• Required task: Locate each line in the records containing "Baranowie". Copy it.

• Extracted information:
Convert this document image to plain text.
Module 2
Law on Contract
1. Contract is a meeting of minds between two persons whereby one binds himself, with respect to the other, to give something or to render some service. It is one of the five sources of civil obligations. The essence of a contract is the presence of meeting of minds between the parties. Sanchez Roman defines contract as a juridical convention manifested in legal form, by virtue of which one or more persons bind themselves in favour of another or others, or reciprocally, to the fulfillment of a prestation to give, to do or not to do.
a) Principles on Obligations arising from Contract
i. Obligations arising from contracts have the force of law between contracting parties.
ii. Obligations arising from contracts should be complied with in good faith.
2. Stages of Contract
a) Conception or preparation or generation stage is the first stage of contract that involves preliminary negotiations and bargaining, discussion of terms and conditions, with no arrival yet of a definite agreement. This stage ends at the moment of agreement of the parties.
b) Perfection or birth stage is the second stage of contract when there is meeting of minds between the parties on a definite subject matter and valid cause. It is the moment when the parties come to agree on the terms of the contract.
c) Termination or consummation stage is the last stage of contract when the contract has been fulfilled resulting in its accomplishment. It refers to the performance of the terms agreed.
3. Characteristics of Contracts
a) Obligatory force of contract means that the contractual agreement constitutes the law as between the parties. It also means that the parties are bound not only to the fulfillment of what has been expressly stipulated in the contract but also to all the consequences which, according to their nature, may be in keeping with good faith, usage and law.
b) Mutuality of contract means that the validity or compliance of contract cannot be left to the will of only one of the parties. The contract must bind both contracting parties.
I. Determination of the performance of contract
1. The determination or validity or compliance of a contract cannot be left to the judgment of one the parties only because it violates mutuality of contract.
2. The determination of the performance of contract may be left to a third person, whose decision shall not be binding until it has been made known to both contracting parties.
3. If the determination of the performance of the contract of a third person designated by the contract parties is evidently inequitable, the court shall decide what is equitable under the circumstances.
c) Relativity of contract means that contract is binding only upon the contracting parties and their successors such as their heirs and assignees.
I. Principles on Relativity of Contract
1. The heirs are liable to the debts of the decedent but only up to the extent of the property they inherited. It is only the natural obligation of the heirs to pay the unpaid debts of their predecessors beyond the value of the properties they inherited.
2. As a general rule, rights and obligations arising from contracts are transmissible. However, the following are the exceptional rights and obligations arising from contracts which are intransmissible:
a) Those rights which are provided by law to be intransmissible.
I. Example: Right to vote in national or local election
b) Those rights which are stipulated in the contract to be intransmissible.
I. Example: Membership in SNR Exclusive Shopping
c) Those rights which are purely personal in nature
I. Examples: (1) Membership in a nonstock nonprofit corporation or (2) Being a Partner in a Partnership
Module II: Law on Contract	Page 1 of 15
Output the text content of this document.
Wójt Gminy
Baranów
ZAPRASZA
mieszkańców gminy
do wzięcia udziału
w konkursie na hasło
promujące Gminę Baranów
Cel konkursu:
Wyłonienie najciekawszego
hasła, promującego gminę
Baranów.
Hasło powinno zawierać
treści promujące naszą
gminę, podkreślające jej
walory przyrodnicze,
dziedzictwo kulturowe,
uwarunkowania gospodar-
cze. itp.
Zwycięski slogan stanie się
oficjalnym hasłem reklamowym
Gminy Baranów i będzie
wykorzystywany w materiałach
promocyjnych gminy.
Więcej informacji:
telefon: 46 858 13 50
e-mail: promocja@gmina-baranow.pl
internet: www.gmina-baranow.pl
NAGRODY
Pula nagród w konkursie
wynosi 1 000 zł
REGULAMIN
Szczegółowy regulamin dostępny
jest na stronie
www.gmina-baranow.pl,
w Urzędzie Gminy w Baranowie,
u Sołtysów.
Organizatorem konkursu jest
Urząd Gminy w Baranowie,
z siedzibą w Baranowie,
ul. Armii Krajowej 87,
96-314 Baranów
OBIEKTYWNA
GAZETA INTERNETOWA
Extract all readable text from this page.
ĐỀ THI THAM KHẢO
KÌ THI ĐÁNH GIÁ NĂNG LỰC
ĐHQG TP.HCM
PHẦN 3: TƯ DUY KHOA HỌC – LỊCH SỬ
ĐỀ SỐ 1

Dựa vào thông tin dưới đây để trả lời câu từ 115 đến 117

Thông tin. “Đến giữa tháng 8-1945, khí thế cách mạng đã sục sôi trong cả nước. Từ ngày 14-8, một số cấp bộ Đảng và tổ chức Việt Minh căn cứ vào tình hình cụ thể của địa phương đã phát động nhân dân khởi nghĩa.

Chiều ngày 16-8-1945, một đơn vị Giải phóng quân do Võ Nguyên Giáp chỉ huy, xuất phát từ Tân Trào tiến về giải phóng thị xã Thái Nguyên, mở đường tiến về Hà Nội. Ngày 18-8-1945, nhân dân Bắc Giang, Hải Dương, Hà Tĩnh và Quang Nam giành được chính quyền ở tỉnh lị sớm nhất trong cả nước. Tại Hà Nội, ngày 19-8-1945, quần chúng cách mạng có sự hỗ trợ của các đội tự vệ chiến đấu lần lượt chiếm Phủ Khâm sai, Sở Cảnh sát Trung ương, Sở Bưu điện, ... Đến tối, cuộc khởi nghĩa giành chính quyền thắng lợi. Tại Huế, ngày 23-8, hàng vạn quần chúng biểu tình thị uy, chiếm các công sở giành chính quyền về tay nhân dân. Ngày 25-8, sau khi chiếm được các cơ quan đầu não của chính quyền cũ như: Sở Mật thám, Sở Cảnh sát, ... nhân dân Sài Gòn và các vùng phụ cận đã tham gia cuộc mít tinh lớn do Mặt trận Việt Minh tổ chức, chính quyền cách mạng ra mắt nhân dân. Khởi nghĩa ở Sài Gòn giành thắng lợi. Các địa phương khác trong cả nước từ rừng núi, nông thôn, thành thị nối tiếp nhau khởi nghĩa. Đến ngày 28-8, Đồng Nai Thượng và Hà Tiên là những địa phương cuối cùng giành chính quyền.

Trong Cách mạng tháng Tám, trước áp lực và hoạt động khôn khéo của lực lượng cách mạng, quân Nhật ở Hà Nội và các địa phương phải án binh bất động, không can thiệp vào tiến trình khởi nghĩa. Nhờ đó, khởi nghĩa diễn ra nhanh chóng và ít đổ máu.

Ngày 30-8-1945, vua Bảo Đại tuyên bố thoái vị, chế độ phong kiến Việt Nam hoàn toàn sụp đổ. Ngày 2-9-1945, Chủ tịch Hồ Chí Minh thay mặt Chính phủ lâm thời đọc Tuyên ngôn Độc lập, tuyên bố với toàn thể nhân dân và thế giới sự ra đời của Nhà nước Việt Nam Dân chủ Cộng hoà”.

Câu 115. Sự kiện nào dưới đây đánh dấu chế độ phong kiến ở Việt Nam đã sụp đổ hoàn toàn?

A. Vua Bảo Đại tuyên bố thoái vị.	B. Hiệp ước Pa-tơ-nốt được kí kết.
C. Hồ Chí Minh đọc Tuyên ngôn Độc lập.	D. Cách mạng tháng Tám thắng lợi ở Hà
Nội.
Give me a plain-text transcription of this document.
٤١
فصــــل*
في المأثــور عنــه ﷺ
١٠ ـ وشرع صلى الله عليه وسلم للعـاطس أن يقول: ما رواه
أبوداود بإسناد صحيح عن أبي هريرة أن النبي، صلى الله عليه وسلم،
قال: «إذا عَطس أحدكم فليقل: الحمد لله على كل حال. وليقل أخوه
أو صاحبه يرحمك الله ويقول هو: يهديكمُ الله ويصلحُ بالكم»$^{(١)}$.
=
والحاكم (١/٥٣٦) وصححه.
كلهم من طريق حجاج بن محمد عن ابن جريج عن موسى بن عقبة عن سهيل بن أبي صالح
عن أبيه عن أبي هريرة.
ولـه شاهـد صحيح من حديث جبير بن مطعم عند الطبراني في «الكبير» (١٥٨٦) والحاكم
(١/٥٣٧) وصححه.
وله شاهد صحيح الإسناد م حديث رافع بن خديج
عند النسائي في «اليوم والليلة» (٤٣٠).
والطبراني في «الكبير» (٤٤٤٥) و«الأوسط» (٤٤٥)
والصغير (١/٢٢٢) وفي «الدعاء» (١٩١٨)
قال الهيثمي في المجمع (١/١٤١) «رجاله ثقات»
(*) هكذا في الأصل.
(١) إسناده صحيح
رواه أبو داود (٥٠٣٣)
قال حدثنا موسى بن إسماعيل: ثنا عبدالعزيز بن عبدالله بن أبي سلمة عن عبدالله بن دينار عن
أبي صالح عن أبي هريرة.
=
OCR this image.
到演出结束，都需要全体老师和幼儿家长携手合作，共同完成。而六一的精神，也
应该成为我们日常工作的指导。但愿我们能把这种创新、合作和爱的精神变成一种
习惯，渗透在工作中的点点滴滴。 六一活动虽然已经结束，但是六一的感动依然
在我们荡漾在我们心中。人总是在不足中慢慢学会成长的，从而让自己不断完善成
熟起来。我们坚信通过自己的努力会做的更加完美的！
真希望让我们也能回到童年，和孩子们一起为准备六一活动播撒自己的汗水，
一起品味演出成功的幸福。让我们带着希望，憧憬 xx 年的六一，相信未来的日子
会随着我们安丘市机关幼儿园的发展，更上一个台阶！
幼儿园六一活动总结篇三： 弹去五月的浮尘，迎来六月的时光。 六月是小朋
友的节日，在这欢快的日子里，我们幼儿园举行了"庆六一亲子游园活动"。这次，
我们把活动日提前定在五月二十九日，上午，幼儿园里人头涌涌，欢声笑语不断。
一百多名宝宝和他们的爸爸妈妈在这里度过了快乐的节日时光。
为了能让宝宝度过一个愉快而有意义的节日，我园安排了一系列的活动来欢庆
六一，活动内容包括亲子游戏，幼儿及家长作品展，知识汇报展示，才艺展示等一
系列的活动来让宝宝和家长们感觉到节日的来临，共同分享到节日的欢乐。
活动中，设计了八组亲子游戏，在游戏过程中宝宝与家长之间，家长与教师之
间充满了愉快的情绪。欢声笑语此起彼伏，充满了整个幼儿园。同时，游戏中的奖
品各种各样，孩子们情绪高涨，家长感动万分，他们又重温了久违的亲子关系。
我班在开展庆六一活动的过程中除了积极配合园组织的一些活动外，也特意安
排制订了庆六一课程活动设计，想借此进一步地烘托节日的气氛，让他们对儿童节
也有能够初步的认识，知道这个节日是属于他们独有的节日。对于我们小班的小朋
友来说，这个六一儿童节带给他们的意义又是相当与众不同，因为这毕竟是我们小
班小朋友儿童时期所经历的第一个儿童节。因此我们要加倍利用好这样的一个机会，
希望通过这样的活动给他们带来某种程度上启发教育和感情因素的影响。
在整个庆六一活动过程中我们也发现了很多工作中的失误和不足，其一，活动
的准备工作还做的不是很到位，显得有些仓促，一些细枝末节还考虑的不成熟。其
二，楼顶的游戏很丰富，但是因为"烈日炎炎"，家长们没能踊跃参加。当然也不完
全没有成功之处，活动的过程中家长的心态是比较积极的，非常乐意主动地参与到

• Task solution:
w Urzędzie Gminy w Baranowie,
Urząd Gminy w Baranowie,
z siedzibą w Baranowie,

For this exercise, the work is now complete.